Restate every line of the material, word for word.

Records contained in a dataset
◇ ◇ ◇ ◇ ◇

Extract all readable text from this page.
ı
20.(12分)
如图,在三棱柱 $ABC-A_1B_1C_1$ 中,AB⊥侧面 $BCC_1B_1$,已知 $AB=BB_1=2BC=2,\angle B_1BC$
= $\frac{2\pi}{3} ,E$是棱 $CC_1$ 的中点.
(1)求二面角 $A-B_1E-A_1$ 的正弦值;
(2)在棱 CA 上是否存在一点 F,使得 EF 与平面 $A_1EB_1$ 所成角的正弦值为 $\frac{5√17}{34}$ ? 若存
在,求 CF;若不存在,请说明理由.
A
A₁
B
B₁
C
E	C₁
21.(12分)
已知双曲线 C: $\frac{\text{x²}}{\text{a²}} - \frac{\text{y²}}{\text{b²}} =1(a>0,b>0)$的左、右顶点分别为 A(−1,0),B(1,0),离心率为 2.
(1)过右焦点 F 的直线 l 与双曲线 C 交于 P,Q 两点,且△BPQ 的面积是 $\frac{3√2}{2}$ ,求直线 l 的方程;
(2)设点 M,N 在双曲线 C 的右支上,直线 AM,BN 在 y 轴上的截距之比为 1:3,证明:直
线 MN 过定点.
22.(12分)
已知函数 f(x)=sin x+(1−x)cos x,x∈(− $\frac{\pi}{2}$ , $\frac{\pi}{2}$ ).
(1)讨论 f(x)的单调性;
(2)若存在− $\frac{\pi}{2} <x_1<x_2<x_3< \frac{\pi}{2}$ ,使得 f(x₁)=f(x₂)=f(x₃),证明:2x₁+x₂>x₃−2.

◇ ◇ ◇ ◇ ◇

- [Answer to the task]:
Extract all readable text from this page.
ı
20.(12分)
如图,在三棱柱 $ABC-A_1B_1C_1$ 中,AB⊥侧面 $BCC_1B_1$,已知 $AB=BB_1=2BC=2,\angle B_1BC$
= $\frac{2\pi}{3} ,E$是棱 $CC_1$ 的中点.
(1)求二面角 $A-B_1E-A_1$ 的正弦值;
(2)在棱 CA 上是否存在一点 F,使得 EF 与平面 $A_1EB_1$ 所成角的正弦值为 $\frac{5√17}{34}$ ? 若存
在,求 CF;若不存在,请说明理由.
A
A₁
B
B₁
C
E	C₁
21.(12分)
已知双曲线 C: $\frac{\text{x²}}{\text{a²}} - \frac{\text{y²}}{\text{b²}} =1(a>0,b>0)$的左、右顶点分别为 A(−1,0),B(1,0),离心率为 2.
(1)过右焦点 F 的直线 l 与双曲线 C 交于 P,Q 两点,且△BPQ 的面积是 $\frac{3√2}{2}$ ,求直线 l 的方程;
(2)设点 M,N 在双曲线 C 的右支上,直线 AM,BN 在 y 轴上的截距之比为 1:3,证明:直
线 MN 过定点.
22.(12分)
已知函数 f(x)=sin x+(1−x)cos x,x∈(− $\frac{\pi}{2}$ , $\frac{\pi}{2}$ ).
(1)讨论 f(x)的单调性;
(2)若存在− $\frac{\pi}{2} <x_1<x_2<x_3< \frac{\pi}{2}$ ,使得 f(x₁)=f(x₂)=f(x₃),证明:2x₁+x₂>x₃−2.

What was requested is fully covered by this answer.